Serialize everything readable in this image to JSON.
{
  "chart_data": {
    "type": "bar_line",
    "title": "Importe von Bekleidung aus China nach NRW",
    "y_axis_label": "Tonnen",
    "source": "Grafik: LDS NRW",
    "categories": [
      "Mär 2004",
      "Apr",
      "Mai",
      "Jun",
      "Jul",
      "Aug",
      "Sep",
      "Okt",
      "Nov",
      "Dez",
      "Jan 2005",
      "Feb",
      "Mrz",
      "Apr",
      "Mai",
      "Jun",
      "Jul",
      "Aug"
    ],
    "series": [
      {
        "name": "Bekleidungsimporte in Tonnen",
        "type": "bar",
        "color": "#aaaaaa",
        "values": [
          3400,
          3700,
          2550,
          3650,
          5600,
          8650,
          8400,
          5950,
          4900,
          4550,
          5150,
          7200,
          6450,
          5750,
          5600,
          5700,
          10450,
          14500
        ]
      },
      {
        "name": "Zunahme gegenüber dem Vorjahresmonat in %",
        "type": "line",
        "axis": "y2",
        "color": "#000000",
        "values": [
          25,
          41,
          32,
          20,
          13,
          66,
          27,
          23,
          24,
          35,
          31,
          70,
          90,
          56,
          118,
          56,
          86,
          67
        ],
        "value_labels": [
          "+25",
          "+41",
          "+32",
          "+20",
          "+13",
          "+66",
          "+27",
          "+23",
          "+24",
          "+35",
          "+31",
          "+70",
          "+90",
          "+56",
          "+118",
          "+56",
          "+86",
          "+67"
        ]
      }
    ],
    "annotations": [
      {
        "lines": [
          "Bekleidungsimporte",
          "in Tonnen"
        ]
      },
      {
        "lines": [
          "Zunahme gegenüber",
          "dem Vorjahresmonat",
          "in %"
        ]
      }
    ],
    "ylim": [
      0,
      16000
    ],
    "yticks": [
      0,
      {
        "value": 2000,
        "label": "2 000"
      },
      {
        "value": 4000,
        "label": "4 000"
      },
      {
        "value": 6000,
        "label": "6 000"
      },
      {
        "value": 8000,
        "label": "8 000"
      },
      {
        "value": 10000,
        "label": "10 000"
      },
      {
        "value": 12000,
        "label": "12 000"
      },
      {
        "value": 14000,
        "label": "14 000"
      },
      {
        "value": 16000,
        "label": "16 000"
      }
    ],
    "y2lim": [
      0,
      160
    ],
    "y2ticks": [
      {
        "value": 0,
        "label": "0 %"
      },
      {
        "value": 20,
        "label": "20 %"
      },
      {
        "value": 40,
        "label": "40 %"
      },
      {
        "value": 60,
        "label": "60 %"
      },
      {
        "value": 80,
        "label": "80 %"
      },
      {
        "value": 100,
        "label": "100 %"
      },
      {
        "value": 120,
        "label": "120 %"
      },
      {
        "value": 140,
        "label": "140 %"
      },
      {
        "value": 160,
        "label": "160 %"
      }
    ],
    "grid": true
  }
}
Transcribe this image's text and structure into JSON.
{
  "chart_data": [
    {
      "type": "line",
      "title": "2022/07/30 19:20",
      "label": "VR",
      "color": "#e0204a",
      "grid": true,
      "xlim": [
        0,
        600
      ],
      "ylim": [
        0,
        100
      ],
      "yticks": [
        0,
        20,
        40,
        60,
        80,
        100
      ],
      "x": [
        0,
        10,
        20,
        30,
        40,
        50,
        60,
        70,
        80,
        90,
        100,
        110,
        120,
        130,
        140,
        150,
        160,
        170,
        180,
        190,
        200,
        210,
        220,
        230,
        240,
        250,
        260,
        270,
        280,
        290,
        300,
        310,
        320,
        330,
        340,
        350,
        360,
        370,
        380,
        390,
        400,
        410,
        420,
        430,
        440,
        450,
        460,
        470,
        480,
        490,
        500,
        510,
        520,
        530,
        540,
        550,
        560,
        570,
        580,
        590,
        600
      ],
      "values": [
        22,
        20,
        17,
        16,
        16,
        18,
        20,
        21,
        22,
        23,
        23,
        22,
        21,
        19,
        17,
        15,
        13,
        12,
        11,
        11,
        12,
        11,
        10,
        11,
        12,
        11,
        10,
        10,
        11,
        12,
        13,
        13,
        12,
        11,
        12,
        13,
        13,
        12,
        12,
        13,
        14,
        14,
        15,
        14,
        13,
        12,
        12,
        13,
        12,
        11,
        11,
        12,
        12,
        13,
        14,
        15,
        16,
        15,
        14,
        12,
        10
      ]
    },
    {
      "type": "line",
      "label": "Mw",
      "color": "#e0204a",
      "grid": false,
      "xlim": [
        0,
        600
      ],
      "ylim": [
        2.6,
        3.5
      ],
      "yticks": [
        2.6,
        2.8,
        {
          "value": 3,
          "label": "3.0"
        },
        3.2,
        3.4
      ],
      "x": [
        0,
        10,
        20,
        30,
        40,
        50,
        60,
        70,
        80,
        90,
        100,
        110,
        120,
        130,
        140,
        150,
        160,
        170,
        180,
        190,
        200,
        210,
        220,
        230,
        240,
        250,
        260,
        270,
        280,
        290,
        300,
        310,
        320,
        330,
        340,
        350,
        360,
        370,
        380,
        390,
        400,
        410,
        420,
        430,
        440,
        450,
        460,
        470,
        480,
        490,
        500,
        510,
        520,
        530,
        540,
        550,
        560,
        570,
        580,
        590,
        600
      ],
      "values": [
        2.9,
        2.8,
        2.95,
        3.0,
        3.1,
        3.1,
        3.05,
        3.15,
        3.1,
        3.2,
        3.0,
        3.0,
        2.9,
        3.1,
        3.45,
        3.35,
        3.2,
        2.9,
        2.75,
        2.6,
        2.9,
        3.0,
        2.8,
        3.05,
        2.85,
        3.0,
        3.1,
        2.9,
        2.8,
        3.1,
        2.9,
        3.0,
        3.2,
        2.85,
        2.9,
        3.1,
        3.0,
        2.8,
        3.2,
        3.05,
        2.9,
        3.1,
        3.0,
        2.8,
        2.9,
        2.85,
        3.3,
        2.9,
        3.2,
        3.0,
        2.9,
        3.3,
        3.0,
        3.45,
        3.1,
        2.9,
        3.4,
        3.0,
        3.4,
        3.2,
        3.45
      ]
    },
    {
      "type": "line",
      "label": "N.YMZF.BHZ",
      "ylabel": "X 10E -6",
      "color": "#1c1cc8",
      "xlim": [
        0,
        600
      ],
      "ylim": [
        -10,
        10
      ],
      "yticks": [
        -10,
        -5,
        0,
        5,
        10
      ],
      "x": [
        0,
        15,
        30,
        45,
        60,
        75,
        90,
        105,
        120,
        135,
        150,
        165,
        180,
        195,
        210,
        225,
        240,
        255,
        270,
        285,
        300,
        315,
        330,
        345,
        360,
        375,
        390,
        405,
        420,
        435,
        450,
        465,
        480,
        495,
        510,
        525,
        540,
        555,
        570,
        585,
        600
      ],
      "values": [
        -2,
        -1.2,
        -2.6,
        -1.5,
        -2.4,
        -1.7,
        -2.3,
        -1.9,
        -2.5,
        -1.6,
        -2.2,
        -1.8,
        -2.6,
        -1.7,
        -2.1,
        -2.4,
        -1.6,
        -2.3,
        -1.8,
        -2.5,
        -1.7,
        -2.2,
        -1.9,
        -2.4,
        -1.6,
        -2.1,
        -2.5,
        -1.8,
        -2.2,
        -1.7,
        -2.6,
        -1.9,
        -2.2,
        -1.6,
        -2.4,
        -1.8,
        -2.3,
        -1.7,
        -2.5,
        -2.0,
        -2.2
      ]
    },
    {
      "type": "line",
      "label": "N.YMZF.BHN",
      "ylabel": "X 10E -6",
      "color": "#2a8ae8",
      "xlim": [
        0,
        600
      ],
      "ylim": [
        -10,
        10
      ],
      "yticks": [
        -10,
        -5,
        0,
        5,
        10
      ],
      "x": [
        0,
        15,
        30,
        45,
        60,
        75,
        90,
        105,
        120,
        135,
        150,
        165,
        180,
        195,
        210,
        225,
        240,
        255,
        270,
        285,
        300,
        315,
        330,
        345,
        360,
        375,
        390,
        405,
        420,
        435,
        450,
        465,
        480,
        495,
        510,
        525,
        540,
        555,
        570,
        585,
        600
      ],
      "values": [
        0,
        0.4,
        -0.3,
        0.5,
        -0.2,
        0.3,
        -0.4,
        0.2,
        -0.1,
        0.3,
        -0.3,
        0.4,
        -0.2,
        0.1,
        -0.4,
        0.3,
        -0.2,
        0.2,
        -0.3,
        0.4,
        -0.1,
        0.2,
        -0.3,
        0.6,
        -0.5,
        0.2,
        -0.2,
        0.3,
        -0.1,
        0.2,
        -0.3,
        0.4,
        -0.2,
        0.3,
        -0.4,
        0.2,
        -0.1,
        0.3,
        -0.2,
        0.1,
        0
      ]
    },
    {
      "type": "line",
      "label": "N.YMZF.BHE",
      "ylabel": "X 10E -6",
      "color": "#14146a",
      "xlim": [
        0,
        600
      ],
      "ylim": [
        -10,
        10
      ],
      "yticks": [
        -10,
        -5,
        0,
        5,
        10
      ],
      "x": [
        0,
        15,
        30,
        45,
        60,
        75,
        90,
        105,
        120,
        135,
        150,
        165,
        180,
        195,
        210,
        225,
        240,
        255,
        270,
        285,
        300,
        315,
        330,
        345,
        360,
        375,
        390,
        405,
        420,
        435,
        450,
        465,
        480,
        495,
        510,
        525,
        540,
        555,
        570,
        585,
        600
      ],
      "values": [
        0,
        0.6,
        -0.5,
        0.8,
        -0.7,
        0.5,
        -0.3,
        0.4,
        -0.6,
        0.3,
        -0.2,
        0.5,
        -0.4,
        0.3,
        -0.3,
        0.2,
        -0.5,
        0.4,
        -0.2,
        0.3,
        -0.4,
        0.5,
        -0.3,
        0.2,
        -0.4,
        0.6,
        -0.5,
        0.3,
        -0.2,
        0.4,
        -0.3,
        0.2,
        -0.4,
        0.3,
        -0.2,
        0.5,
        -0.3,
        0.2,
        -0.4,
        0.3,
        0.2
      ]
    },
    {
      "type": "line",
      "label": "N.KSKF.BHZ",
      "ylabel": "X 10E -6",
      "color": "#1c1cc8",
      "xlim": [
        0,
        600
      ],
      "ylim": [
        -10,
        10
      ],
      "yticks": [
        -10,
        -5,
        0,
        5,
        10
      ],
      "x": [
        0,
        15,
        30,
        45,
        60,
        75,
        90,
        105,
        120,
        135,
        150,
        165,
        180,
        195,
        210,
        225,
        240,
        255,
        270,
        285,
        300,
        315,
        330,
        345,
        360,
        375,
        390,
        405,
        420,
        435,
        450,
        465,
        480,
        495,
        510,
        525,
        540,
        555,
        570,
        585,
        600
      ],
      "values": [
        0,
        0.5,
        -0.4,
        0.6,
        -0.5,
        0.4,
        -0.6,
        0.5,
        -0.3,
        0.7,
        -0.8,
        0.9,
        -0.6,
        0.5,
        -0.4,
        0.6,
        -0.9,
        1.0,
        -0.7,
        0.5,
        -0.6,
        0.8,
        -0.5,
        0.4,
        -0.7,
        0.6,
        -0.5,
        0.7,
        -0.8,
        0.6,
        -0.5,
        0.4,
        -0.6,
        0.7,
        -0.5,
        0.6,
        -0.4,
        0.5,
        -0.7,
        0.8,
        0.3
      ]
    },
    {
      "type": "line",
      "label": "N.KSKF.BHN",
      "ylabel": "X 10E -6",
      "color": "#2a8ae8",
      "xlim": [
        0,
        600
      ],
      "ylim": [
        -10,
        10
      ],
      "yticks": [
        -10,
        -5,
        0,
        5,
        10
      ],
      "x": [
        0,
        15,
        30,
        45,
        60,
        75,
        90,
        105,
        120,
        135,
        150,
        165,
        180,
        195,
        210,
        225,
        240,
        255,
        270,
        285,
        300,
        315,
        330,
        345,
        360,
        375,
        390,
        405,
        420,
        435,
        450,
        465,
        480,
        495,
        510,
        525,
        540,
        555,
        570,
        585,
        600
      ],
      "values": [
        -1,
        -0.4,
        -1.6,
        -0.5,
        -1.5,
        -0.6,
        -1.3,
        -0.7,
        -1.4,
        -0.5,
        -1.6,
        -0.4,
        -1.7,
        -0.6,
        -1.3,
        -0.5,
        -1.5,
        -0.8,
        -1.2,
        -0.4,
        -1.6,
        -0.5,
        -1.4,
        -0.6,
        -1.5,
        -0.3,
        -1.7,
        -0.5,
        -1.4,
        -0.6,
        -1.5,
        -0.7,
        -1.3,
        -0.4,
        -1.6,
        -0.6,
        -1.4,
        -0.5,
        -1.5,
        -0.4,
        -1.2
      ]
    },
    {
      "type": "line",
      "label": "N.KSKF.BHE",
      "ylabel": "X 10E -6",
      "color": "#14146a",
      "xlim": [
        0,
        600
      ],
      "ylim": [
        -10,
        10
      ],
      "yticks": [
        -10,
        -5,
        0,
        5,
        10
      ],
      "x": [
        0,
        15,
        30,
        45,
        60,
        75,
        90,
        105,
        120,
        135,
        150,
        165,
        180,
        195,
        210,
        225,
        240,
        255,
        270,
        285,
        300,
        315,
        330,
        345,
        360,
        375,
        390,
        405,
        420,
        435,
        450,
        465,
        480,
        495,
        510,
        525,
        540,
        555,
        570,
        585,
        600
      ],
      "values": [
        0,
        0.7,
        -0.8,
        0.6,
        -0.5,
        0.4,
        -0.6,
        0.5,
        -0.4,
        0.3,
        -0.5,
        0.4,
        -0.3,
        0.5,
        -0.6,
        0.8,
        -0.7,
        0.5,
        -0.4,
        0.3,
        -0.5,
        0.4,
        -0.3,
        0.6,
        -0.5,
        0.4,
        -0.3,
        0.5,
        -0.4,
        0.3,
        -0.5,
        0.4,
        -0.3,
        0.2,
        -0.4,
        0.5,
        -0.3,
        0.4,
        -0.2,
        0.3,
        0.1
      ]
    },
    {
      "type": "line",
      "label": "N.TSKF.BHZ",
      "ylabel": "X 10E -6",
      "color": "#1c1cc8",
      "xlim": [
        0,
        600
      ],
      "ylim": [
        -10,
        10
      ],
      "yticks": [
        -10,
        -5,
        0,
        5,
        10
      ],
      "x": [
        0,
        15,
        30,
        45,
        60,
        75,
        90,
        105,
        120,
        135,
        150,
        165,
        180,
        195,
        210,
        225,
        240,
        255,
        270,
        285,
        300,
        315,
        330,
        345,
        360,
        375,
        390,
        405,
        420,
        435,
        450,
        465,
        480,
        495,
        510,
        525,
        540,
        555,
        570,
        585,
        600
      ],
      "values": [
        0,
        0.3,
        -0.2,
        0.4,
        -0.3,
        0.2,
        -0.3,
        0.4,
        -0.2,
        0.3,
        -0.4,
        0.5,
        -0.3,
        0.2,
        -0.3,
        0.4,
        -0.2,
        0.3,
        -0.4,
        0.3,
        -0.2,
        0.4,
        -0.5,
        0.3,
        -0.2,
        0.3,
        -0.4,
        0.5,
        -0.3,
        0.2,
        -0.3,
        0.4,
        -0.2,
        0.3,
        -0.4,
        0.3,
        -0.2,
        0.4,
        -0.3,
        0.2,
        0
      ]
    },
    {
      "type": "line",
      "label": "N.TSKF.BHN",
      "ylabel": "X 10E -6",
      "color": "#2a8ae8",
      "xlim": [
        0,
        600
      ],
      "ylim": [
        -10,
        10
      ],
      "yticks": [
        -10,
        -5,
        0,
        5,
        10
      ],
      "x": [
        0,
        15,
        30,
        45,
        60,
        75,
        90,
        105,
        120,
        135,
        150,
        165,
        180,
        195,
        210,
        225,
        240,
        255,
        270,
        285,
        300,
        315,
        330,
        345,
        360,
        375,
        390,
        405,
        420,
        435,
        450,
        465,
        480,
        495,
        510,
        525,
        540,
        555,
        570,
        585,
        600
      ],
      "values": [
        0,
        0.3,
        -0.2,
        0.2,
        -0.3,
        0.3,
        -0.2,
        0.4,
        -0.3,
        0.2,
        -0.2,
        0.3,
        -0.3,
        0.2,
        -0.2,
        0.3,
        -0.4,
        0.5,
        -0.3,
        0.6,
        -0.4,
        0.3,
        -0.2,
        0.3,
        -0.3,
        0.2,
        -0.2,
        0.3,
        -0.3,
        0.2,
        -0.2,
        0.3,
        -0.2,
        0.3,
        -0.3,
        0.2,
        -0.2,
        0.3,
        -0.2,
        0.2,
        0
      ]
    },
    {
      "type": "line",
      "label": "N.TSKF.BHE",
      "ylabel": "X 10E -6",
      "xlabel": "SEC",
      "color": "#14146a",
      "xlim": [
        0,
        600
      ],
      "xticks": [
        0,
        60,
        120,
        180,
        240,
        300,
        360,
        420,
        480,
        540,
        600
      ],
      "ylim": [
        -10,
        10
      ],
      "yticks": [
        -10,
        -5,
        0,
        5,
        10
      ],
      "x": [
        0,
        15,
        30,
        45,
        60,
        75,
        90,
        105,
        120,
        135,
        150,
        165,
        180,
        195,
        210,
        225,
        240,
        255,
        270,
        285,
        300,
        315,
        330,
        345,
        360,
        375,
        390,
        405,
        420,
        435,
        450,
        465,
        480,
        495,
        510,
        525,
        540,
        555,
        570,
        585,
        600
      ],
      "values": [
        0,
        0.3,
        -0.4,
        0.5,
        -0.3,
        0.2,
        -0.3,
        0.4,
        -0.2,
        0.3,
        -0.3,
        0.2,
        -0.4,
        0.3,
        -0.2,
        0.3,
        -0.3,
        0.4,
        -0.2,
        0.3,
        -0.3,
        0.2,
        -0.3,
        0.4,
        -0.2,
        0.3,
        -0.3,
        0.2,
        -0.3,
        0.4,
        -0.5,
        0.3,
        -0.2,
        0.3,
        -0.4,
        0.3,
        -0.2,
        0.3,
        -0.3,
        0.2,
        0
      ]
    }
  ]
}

=-=-=-=-=

[The exercise]: Show every line above in which the word "KSKF" occurs.

[Solution for this problem]:
      "label": "N.KSKF.BHZ",
      "label": "N.KSKF.BHN",
      "label": "N.KSKF.BHE",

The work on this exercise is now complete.